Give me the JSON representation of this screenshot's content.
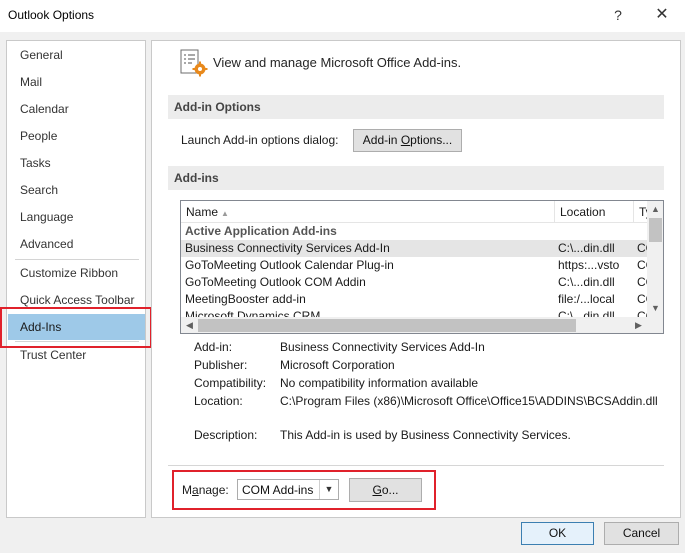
{
  "window": {
    "title": "Outlook Options",
    "help": "?",
    "close": "✕"
  },
  "nav": {
    "items": [
      {
        "label": "General"
      },
      {
        "label": "Mail"
      },
      {
        "label": "Calendar"
      },
      {
        "label": "People"
      },
      {
        "label": "Tasks"
      },
      {
        "label": "Search"
      },
      {
        "label": "Language"
      },
      {
        "label": "Advanced"
      },
      {
        "label": "Customize Ribbon"
      },
      {
        "label": "Quick Access Toolbar"
      },
      {
        "label": "Add-Ins"
      },
      {
        "label": "Trust Center"
      }
    ],
    "selected": "Add-Ins"
  },
  "main": {
    "header": "View and manage Microsoft Office Add-ins.",
    "addin_options_section": "Add-in Options",
    "launch_label": "Launch Add-in options dialog:",
    "addin_options_button": {
      "prefix": "Add-in ",
      "underlined": "O",
      "suffix": "ptions..."
    },
    "addins_section": "Add-ins",
    "list": {
      "columns": [
        "Name",
        "Location",
        "Ty"
      ],
      "sort_indicator": "▲",
      "group": "Active Application Add-ins",
      "rows": [
        {
          "name": "Business Connectivity Services Add-In",
          "location": "C:\\...din.dll",
          "type": "CC",
          "selected": true
        },
        {
          "name": "GoToMeeting Outlook Calendar Plug-in",
          "location": "https:...vsto",
          "type": "CC",
          "selected": false
        },
        {
          "name": "GoToMeeting Outlook COM Addin",
          "location": "C:\\...din.dll",
          "type": "CC",
          "selected": false
        },
        {
          "name": "MeetingBooster add-in",
          "location": "file:/...local",
          "type": "CC",
          "selected": false
        },
        {
          "name": "Microsoft Dynamics CRM",
          "location": "C:\\...din.dll",
          "type": "CC",
          "selected": false
        }
      ]
    },
    "details": {
      "addin_label": "Add-in:",
      "addin_value": "Business Connectivity Services Add-In",
      "publisher_label": "Publisher:",
      "publisher_value": "Microsoft Corporation",
      "compat_label": "Compatibility:",
      "compat_value": "No compatibility information available",
      "location_label": "Location:",
      "location_value": "C:\\Program Files (x86)\\Microsoft Office\\Office15\\ADDINS\\BCSAddin.dll",
      "description_label": "Description:",
      "description_value": "This Add-in is used by Business Connectivity Services."
    },
    "manage": {
      "label_prefix": "M",
      "label_underlined": "a",
      "label_suffix": "nage:",
      "selected": "COM Add-ins",
      "go_underlined": "G",
      "go_suffix": "o..."
    }
  },
  "footer": {
    "ok": "OK",
    "cancel": "Cancel"
  },
  "colors": {
    "selection": "#9ec9e8",
    "highlight_outline": "#e0212b"
  }
}
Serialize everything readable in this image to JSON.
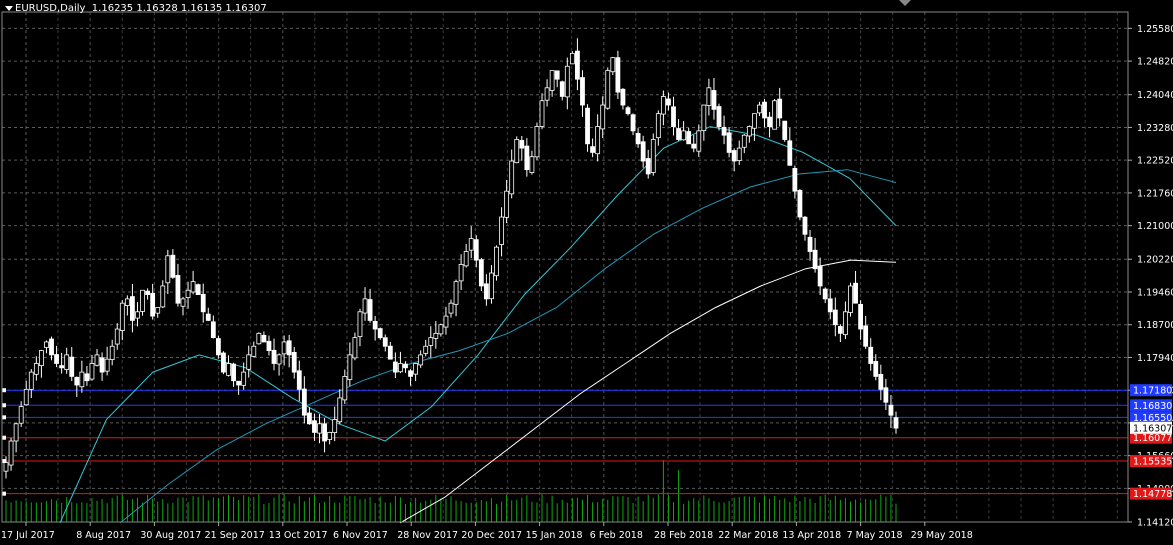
• • • • •
--- WRITTEN TASK ---
Copy every line from the entries that contains the word "GoToMeeting".

--- SOLUTION TO THIS PROBLEM ---
          "name": "GoToMeeting Outlook Calendar Plug-in",
          "name": "GoToMeeting Outlook COM Addin",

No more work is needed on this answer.